Directions for this task — Update the data from its first line through the line that contains "brain-outline <box>459 510 530 543</box>", replacing every "brain-gyrus" with "gyrus" and leaving all else unchanged. Return only those lines.

Provided entries —
--- Begin ---

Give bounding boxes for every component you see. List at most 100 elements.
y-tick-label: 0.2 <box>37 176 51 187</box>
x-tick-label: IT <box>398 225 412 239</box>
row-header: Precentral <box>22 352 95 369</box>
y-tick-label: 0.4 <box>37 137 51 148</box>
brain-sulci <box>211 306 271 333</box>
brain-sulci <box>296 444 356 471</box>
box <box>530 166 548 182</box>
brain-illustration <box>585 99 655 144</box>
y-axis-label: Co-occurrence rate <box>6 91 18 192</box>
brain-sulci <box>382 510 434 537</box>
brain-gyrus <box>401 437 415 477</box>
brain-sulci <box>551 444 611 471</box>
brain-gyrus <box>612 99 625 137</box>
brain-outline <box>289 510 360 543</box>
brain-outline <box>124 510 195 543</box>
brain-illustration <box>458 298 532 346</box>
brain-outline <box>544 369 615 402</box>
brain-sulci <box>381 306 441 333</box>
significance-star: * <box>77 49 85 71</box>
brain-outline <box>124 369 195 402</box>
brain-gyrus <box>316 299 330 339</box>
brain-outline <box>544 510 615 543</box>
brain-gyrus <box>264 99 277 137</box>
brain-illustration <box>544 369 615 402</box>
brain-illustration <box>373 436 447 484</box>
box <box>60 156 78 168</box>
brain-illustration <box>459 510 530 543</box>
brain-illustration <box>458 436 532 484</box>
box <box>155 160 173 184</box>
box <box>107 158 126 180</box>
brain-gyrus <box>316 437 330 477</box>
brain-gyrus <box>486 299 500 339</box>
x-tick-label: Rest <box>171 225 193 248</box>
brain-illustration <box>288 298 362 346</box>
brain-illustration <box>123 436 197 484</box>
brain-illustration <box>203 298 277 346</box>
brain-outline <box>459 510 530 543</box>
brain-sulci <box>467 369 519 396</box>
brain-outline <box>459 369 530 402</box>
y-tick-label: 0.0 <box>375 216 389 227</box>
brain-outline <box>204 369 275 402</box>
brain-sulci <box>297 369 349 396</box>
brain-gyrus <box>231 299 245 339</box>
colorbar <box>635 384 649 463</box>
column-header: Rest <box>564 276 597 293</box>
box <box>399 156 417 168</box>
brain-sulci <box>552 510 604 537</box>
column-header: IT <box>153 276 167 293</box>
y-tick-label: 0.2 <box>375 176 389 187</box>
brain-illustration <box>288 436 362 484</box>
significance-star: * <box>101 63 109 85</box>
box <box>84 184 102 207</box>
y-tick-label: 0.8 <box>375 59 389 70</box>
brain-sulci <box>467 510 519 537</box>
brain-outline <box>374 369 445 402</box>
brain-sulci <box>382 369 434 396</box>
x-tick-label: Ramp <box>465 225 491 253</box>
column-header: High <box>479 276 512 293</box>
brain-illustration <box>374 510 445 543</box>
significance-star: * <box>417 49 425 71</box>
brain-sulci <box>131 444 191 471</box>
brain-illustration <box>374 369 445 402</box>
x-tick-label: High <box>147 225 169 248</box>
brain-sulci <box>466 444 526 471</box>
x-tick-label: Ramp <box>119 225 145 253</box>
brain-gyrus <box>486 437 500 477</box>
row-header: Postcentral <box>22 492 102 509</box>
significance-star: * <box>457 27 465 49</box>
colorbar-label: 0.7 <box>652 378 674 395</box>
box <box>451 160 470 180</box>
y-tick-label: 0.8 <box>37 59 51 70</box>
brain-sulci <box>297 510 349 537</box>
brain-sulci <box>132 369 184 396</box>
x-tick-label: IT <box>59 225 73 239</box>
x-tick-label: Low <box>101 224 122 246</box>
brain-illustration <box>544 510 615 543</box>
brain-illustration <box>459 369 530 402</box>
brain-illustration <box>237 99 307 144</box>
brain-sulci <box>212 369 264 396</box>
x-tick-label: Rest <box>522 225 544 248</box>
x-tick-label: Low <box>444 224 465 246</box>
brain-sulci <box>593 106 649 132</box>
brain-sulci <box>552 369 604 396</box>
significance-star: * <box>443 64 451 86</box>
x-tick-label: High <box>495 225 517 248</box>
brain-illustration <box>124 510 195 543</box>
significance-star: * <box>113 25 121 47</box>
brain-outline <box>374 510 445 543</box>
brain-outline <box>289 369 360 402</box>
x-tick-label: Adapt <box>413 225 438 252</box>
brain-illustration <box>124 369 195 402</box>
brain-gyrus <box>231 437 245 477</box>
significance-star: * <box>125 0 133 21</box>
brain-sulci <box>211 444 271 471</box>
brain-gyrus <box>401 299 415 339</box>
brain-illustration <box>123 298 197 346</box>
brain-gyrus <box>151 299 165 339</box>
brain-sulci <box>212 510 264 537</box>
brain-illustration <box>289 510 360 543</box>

--- End ---

Output —
Give bounding boxes for every component you see. List at most 100 elements.
y-tick-label: 0.2 <box>37 176 51 187</box>
x-tick-label: IT <box>398 225 412 239</box>
row-header: Precentral <box>22 352 95 369</box>
y-tick-label: 0.4 <box>37 137 51 148</box>
brain-sulci <box>211 306 271 333</box>
brain-sulci <box>296 444 356 471</box>
box <box>530 166 548 182</box>
brain-illustration <box>585 99 655 144</box>
y-axis-label: Co-occurrence rate <box>6 91 18 192</box>
brain-sulci <box>382 510 434 537</box>
gyrus <box>401 437 415 477</box>
brain-sulci <box>551 444 611 471</box>
gyrus <box>612 99 625 137</box>
brain-outline <box>289 510 360 543</box>
brain-outline <box>124 510 195 543</box>
brain-illustration <box>458 298 532 346</box>
brain-outline <box>544 369 615 402</box>
brain-sulci <box>381 306 441 333</box>
significance-star: * <box>77 49 85 71</box>
brain-outline <box>124 369 195 402</box>
gyrus <box>316 299 330 339</box>
brain-outline <box>544 510 615 543</box>
gyrus <box>264 99 277 137</box>
brain-illustration <box>544 369 615 402</box>
brain-illustration <box>373 436 447 484</box>
box <box>60 156 78 168</box>
brain-illustration <box>459 510 530 543</box>
brain-illustration <box>458 436 532 484</box>
box <box>155 160 173 184</box>
box <box>107 158 126 180</box>
gyrus <box>316 437 330 477</box>
gyrus <box>486 299 500 339</box>
x-tick-label: Rest <box>171 225 193 248</box>
brain-illustration <box>288 298 362 346</box>
brain-illustration <box>123 436 197 484</box>
brain-illustration <box>203 298 277 346</box>
brain-outline <box>459 510 530 543</box>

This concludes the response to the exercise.